== Direction ==
Write the next part of the Ursula K. Le Guin event profile below, starting after its last sentence.

Past Event: Monday, April 8, 2002

Sponsored by Hedgebrook: A Retreat for Women Writers

For the past forty years, Le Guin has held a steady and influential presence in the literary world. Author of forty books, Le Guin is revered by readers and critics in almost every genre, including science fiction, fantasy, poetry, children’s books, and literary criticism.

Ursula K. Le Guin was born in Berkeley, California, in 1929, the daughter of anthropologist Alfred Kroeber and Theodora Kroeber, a psychologist and writer. She studied at Radcliffe College and Columbia University, where she earned her Masters degree. In the early 1950s, Le Guin went to Paris on a Fulbright Fellowship, where she met and married historian Charles Le Guin. They eventually settled in Portland, Oregon, where they still live and remain strong supporters of the local literary community.

Her first novel, Rocannon’s World, was published in 1966. Three years and three novels later, she published one of her best-known books, The Left Hand of Darkness (1969), a ground-breaking science fiction novel that challenged gender roles and earned numerous literary awards. Newsweek called Le Guin’s writing “splendidly intricate and hugely imaginative,” declaring, “she wields her pen with a moral and psychological sophistication rarely seen.” Le Guin’s extensive body of work includes The Lathe of Heaven (1971), The Dispossessed (1974), Always Coming Home(1985), Worlds of Exile and Illusion (1996), and Sixty Odd: New Poems (1999). Le Guin’s Earthsea cycle, which consists of four linked novels, has been translated into sixteen languages and has become one of the most beloved fantasies of our time.

== Listed records ==
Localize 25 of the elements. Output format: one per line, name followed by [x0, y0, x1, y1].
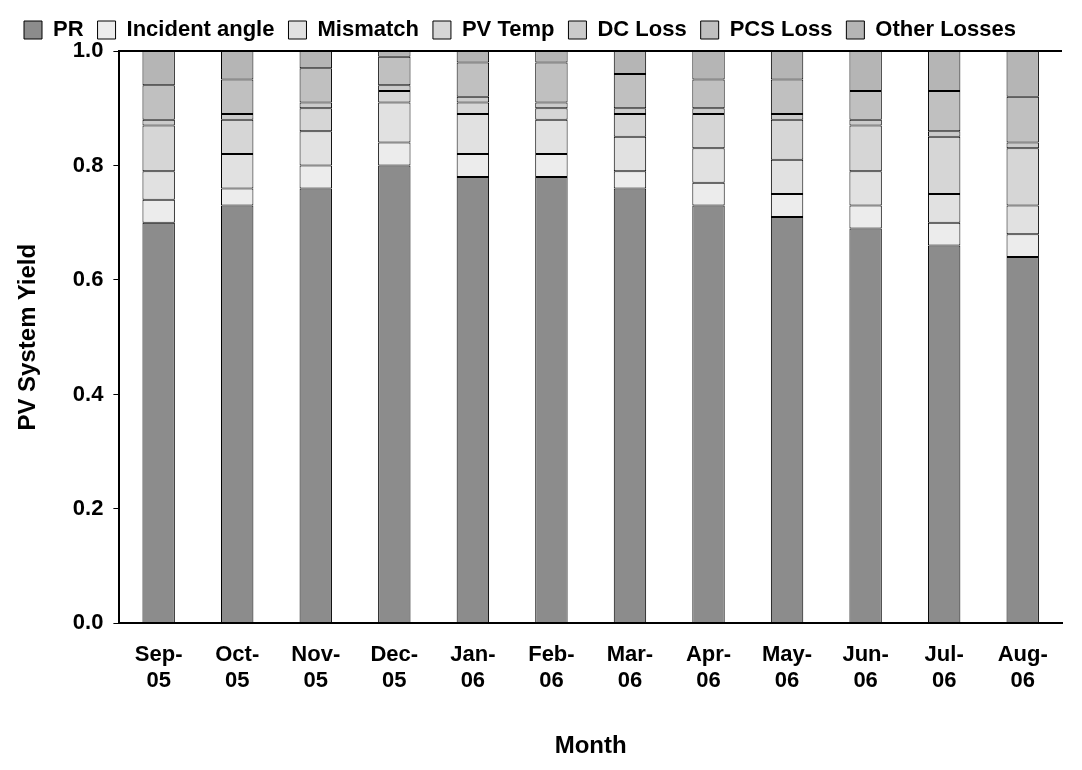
x-tick-label: Jan-06: [450, 640, 496, 693]
x-tick-label: May-06: [762, 640, 813, 693]
y-tick-label: 0.6: [72, 266, 104, 292]
legend-label: Other Losses: [875, 16, 1016, 42]
x-tick-label: Jun-06: [842, 640, 889, 693]
legend-label: DC Loss: [597, 16, 687, 42]
x-axis-title: Month: [554, 731, 627, 759]
y-tick-label: 0.4: [72, 380, 105, 406]
x-tick-label: Apr-06: [685, 640, 732, 693]
x-tick-label: Sep-05: [134, 640, 183, 693]
x-tick-label: Dec-05: [370, 640, 419, 693]
legend-label: PCS Loss: [729, 16, 833, 42]
y-tick-label: 0.2: [72, 494, 104, 520]
y-axis-title: PV System Yield: [13, 243, 41, 431]
y-tick-label: 0.0: [72, 609, 104, 635]
x-tick-label: Mar-06: [606, 640, 654, 693]
legend-label: Mismatch: [317, 16, 419, 42]
x-tick-label: Nov-05: [291, 640, 341, 693]
x-tick-label: Jul-06: [924, 640, 964, 693]
legend-label: Incident angle: [126, 16, 275, 42]
x-tick-label: Oct-05: [215, 640, 260, 693]
legend-label: PV Temp: [461, 16, 555, 42]
x-tick-label: Aug-06: [997, 640, 1048, 693]
x-tick-label: Feb-06: [528, 640, 575, 693]
y-tick-label: 0.8: [72, 151, 104, 177]
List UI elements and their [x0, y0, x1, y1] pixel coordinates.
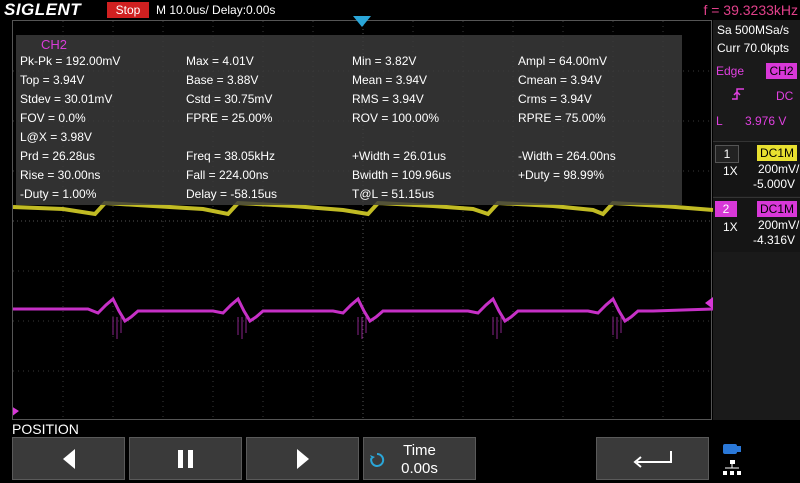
timebase-readout: M 10.0us/ Delay:0.00s — [156, 3, 276, 17]
usb-icon — [722, 442, 742, 461]
channel-2-probe: 1X — [723, 220, 738, 234]
meas-freq: Freq = 38.05kHz — [186, 149, 276, 163]
meas-nduty: -Duty = 1.00% — [20, 187, 97, 201]
meas-rpre: RPRE = 75.00% — [518, 111, 606, 125]
meas-cstd: Cstd = 30.75mV — [186, 92, 273, 106]
channel-2-coupling: DC1M — [757, 201, 797, 217]
channel-2-offset: -4.316V — [753, 233, 796, 247]
memory-depth: Curr 70.0kpts — [717, 41, 790, 55]
meas-rms: RMS = 3.94V — [352, 92, 424, 106]
left-arrow-icon — [62, 448, 75, 469]
trigger-position-marker[interactable] — [353, 16, 371, 27]
channel-1-offset: -5.000V — [753, 177, 796, 191]
meas-prd: Prd = 26.28us — [20, 149, 96, 163]
channel-1-number: 1 — [715, 145, 739, 163]
network-icon — [722, 460, 742, 483]
position-right-button[interactable] — [246, 437, 359, 480]
meas-pduty: +Duty = 98.99% — [518, 168, 605, 182]
right-status-panel: Sa 500MSa/s Curr 70.0kpts Edge CH2 DC L … — [713, 20, 800, 420]
meas-delay: Delay = -58.15us — [186, 187, 278, 201]
channel-1-box[interactable]: 1 DC1M 1X 200mV/ -5.000V — [713, 141, 800, 196]
softkey-menu-title: POSITION — [12, 421, 79, 437]
channel-1-coupling: DC1M — [757, 145, 797, 161]
meas-ampl: Ampl = 64.00mV — [518, 54, 608, 68]
frequency-counter: f = 39.3233kHz — [703, 2, 798, 18]
ch2-ground-marker — [13, 407, 19, 416]
trigger-level-value: 3.976 V — [745, 114, 787, 128]
meas-crms: Crms = 3.94V — [518, 92, 592, 106]
meas-cmean: Cmean = 3.94V — [518, 73, 602, 87]
meas-bwidth: Bwidth = 109.96us — [352, 168, 452, 182]
trigger-type[interactable]: Edge — [716, 64, 745, 78]
trigger-level-marker — [705, 297, 713, 309]
return-arrow-icon — [597, 438, 708, 479]
sample-rate: Sa 500MSa/s — [717, 23, 790, 37]
trigger-level-label: L — [716, 114, 723, 128]
meas-pkpk: Pk-Pk = 192.00mV — [20, 54, 121, 68]
trigger-source[interactable]: CH2 — [766, 63, 797, 79]
meas-rov: ROV = 100.00% — [352, 111, 440, 125]
meas-fpre: FPRE = 25.00% — [186, 111, 273, 125]
meas-fall: Fall = 224.00ns — [186, 168, 269, 182]
meas-stdev: Stdev = 30.01mV — [20, 92, 113, 106]
meas-fov: FOV = 0.0% — [20, 111, 86, 125]
ch2-trace — [13, 296, 713, 324]
meas-mean: Mean = 3.94V — [352, 73, 428, 87]
meas-max: Max = 4.01V — [186, 54, 254, 68]
run-stop-indicator[interactable]: Stop — [107, 2, 149, 18]
meas-top: Top = 3.94V — [20, 73, 85, 87]
channel-1-probe: 1X — [723, 164, 738, 178]
meas-nwidth: -Width = 264.00ns — [518, 149, 616, 163]
pause-button[interactable] — [129, 437, 242, 480]
rising-edge-icon — [731, 87, 745, 104]
trigger-coupling: DC — [776, 89, 794, 103]
pause-icon — [178, 449, 193, 468]
measurement-source-title: CH2 — [41, 37, 68, 52]
top-status-bar: SIGLENT Stop M 10.0us/ Delay:0.00s f = 3… — [0, 0, 800, 20]
meas-min: Min = 3.82V — [352, 54, 417, 68]
meas-tatl: T@L = 51.15us — [352, 187, 435, 201]
measurement-panel: CH2 Pk-Pk = 192.00mV Max = 4.01V Min = 3… — [16, 35, 682, 205]
return-button[interactable] — [596, 437, 709, 480]
brand-logo: SIGLENT — [4, 0, 82, 19]
meas-lx: L@X = 3.98V — [20, 130, 92, 144]
meas-rise: Rise = 30.00ns — [20, 168, 101, 182]
channel-2-box[interactable]: 2 DC1M 1X 200mV/ -4.316V — [713, 197, 800, 252]
channel-2-number: 2 — [715, 201, 737, 217]
channel-1-scale: 200mV/ — [758, 162, 800, 176]
meas-pwidth: +Width = 26.01us — [352, 149, 447, 163]
time-label: Time — [403, 442, 436, 459]
channel-2-scale: 200mV/ — [758, 218, 800, 232]
time-position-button[interactable]: Time 0.00s — [363, 437, 476, 480]
time-value: 0.00s — [401, 460, 438, 477]
meas-base: Base = 3.88V — [186, 73, 259, 87]
rotate-knob-icon — [369, 452, 385, 473]
right-arrow-icon — [296, 448, 309, 469]
position-left-button[interactable] — [12, 437, 125, 480]
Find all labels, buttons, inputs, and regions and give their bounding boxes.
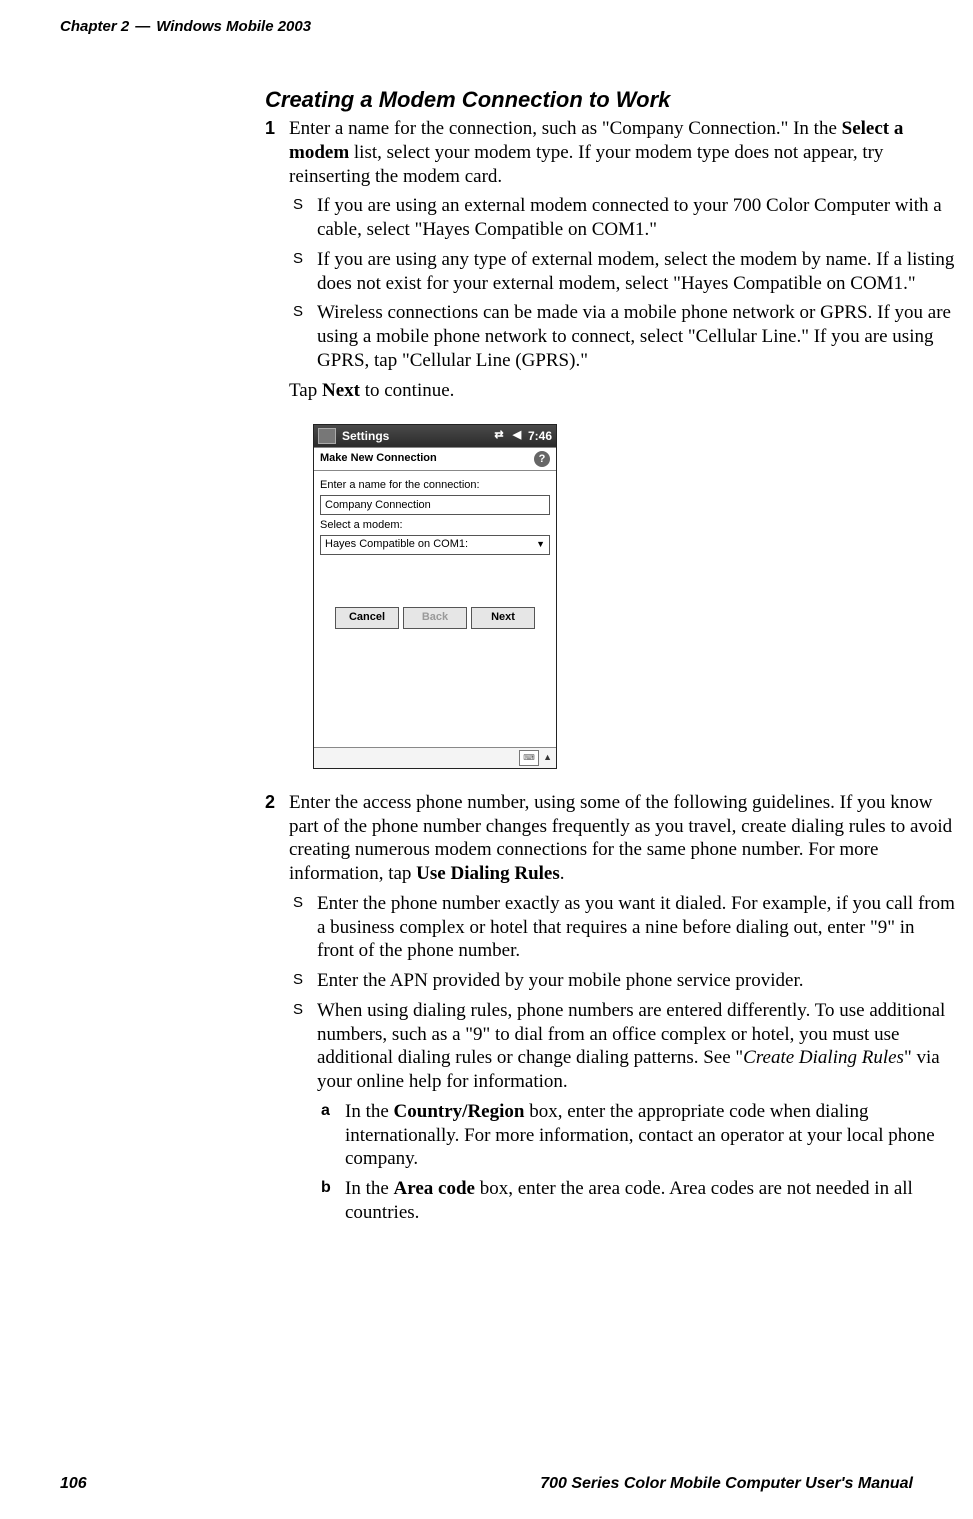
letter-label: a xyxy=(321,1101,330,1121)
step1-text: Enter a name for the connection, such as… xyxy=(289,118,903,187)
step1-bullet-2: If you are using any type of external mo… xyxy=(289,248,955,296)
step-number: 2 xyxy=(265,791,275,814)
step2-bullets: Enter the phone number exactly as you wa… xyxy=(289,892,955,1225)
subbar-title: Make New Connection xyxy=(320,452,437,466)
device-gap xyxy=(314,637,556,747)
step2-bullet-2: Enter the APN provided by your mobile ph… xyxy=(289,969,955,993)
la-bold: Country/Region xyxy=(394,1101,525,1122)
device-subbar: Make New Connection ? xyxy=(314,447,556,471)
speaker-icon[interactable]: ◀ xyxy=(510,429,524,443)
next-button[interactable]: Next xyxy=(471,607,535,629)
cancel-button[interactable]: Cancel xyxy=(335,607,399,629)
step2-b3-italic: Create Dialing Rules xyxy=(743,1047,904,1068)
header-dash: — xyxy=(129,18,156,35)
help-icon[interactable]: ? xyxy=(534,451,550,467)
device-screenshot: Settings ⇄ ◀ 7:46 Make New Connection ? … xyxy=(313,424,557,769)
topbar-time: 7:46 xyxy=(528,429,552,444)
step2-letters: a In the Country/Region box, enter the a… xyxy=(317,1100,955,1225)
step1-tail-bold: Next xyxy=(322,380,360,401)
keyboard-icon[interactable]: ⌨ xyxy=(519,750,539,766)
section-heading: Creating a Modem Connection to Work xyxy=(265,87,955,113)
chapter-title: Windows Mobile 2003 xyxy=(156,18,311,35)
step1-bullet-3: Wireless connections can be made via a m… xyxy=(289,301,955,372)
device-form: Enter a name for the connection: Select … xyxy=(314,471,556,637)
chevron-down-icon: ▼ xyxy=(536,539,545,550)
connection-icon[interactable]: ⇄ xyxy=(492,429,506,443)
step-number: 1 xyxy=(265,117,275,140)
step-list: 1 Enter a name for the connection, such … xyxy=(265,117,955,1225)
step1-bullets: If you are using an external modem conne… xyxy=(289,194,955,372)
page-number: 106 xyxy=(60,1475,87,1493)
topbar-title: Settings xyxy=(342,429,389,444)
start-flag-icon[interactable] xyxy=(318,428,336,444)
la-p1: In the xyxy=(345,1101,394,1122)
running-header: Chapter 2—Windows Mobile 2003 xyxy=(60,18,913,35)
device-topbar: Settings ⇄ ◀ 7:46 xyxy=(314,425,556,447)
lb-bold: Area code xyxy=(394,1178,475,1199)
page: Chapter 2—Windows Mobile 2003 Creating a… xyxy=(0,0,973,1519)
step-1: 1 Enter a name for the connection, such … xyxy=(265,117,955,769)
step2-bullet-1: Enter the phone number exactly as you wa… xyxy=(289,892,955,963)
letter-label: b xyxy=(321,1178,331,1198)
step2-bold: Use Dialing Rules xyxy=(416,863,560,884)
device-button-row: Cancel Back Next xyxy=(320,607,550,629)
step-2: 2 Enter the access phone number, using s… xyxy=(265,791,955,1225)
menu-up-icon[interactable]: ▲ xyxy=(543,752,552,763)
manual-title: 700 Series Color Mobile Computer User's … xyxy=(540,1475,913,1493)
select-modem-dropdown[interactable]: Hayes Compatible on COM1: ▼ xyxy=(320,535,550,555)
step2-bullet-3: When using dialing rules, phone numbers … xyxy=(289,999,955,1225)
connection-name-input[interactable] xyxy=(320,495,550,515)
back-button: Back xyxy=(403,607,467,629)
step1-tail-p3: to continue. xyxy=(360,380,454,401)
step2-letter-a: a In the Country/Region box, enter the a… xyxy=(317,1100,955,1171)
step2-text: Enter the access phone number, using som… xyxy=(289,792,952,884)
step2-p1: Enter the access phone number, using som… xyxy=(289,792,952,884)
step1-tail: Tap Next to continue. xyxy=(289,379,955,403)
step1-bullet-1: If you are using an external modem conne… xyxy=(289,194,955,242)
connection-name-label: Enter a name for the connection: xyxy=(320,479,550,493)
device-bottombar: ⌨ ▲ xyxy=(314,747,556,768)
chapter-label: Chapter 2 xyxy=(60,18,129,35)
step2-letter-b: b In the Area code box, enter the area c… xyxy=(317,1177,955,1225)
content-column: Creating a Modem Connection to Work 1 En… xyxy=(265,87,955,1225)
step2-p3: . xyxy=(560,863,565,884)
select-modem-label: Select a modem: xyxy=(320,519,550,533)
step1-tail-p1: Tap xyxy=(289,380,322,401)
step1-p1: Enter a name for the connection, such as… xyxy=(289,118,842,139)
page-footer: 106 700 Series Color Mobile Computer Use… xyxy=(60,1475,913,1493)
lb-p1: In the xyxy=(345,1178,394,1199)
step1-p3: list, select your modem type. If your mo… xyxy=(289,142,883,187)
select-modem-value: Hayes Compatible on COM1: xyxy=(325,538,468,552)
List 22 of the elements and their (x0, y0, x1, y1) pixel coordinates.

== Result of the task ==
A definitive influence on Le Guin and her writing has been the feminist movement of the late 1960s and early 1970s. Before Le Guin, the feminist influence was virtually nonexistent in science fiction writing. Le Guin was at the head of a generation of writers who successfully incorporated human feeling into the previously hard-edged field of science fiction. “In her work, she reminds us again and again that stories are the primary medium for the transfer and sustaining of our personal and cultural being,” wrote The Los Angeles Times.

Next to feminism, the other major influence on Le Guin’s work is Taoism. She has translated Taoist texts and often incorporates themes of Taoist thought into her work. “If I have any particular job as a writer,” wrote Le Guin, “it’s to open as many doors and windows as possible and to leave them open.”

A winner of numerous literary accolades, Le Guin’s honors include five Hugo Awards and five Nebula Awards for science fiction. Her list of awards also includes the Kafka Award, a Pushcart Prize, a National Book Award, and the Howard Vursell Award from the Academy of Arts and Letters. She has been a finalist for several American Book Awards and was shortlisted for the Pulitzer Prize.

Excerpt from The Birthday of the World and Other Stories (2002)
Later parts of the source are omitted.